Data excerpts:
__________________________________________________
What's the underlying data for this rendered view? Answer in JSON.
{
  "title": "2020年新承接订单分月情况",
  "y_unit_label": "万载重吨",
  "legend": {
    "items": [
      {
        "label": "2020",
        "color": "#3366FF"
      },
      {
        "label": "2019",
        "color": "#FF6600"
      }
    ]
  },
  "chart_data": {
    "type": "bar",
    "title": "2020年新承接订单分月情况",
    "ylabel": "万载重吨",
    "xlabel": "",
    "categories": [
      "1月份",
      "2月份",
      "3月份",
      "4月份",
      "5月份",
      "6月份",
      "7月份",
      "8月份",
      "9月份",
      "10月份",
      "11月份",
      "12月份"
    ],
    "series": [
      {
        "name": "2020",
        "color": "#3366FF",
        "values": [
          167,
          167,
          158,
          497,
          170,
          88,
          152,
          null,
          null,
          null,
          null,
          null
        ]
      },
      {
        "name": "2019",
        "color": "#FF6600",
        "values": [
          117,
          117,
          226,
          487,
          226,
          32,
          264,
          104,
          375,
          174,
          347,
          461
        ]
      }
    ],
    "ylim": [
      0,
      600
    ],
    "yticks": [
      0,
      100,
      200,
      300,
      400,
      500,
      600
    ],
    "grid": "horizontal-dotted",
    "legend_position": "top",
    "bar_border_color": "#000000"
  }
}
__________________________________________________
Your task:
Output the full listing without altering anything.

Response for this exercise:
What's the underlying data for this rendered view? Answer in JSON.
{
  "title": "2020年新承接订单分月情况",
  "y_unit_label": "万载重吨",
  "legend": {
    "items": [
      {
        "label": "2020",
        "color": "#3366FF"
      },
      {
        "label": "2019",
        "color": "#FF6600"
      }
    ]
  },
  "chart_data": {
    "type": "bar",
    "title": "2020年新承接订单分月情况",
    "ylabel": "万载重吨",
    "xlabel": "",
    "categories": [
      "1月份",
      "2月份",
      "3月份",
      "4月份",
      "5月份",
      "6月份",
      "7月份",
      "8月份",
      "9月份",
      "10月份",
      "11月份",
      "12月份"
    ],
    "series": [
      {
        "name": "2020",
        "color": "#3366FF",
        "values": [
          167,
          167,
          158,
          497,
          170,
          88,
          152,
          null,
          null,
          null,
          null,
          null
        ]
      },
      {
        "name": "2019",
        "color": "#FF6600",
        "values": [
          117,
          117,
          226,
          487,
          226,
          32,
          264,
          104,
          375,
          174,
          347,
          461
        ]
      }
    ],
    "ylim": [
      0,
      600
    ],
    "yticks": [
      0,
      100,
      200,
      300,
      400,
      500,
      600
    ],
    "grid": "horizontal-dotted",
    "legend_position": "top",
    "bar_border_color": "#000000"
  }
}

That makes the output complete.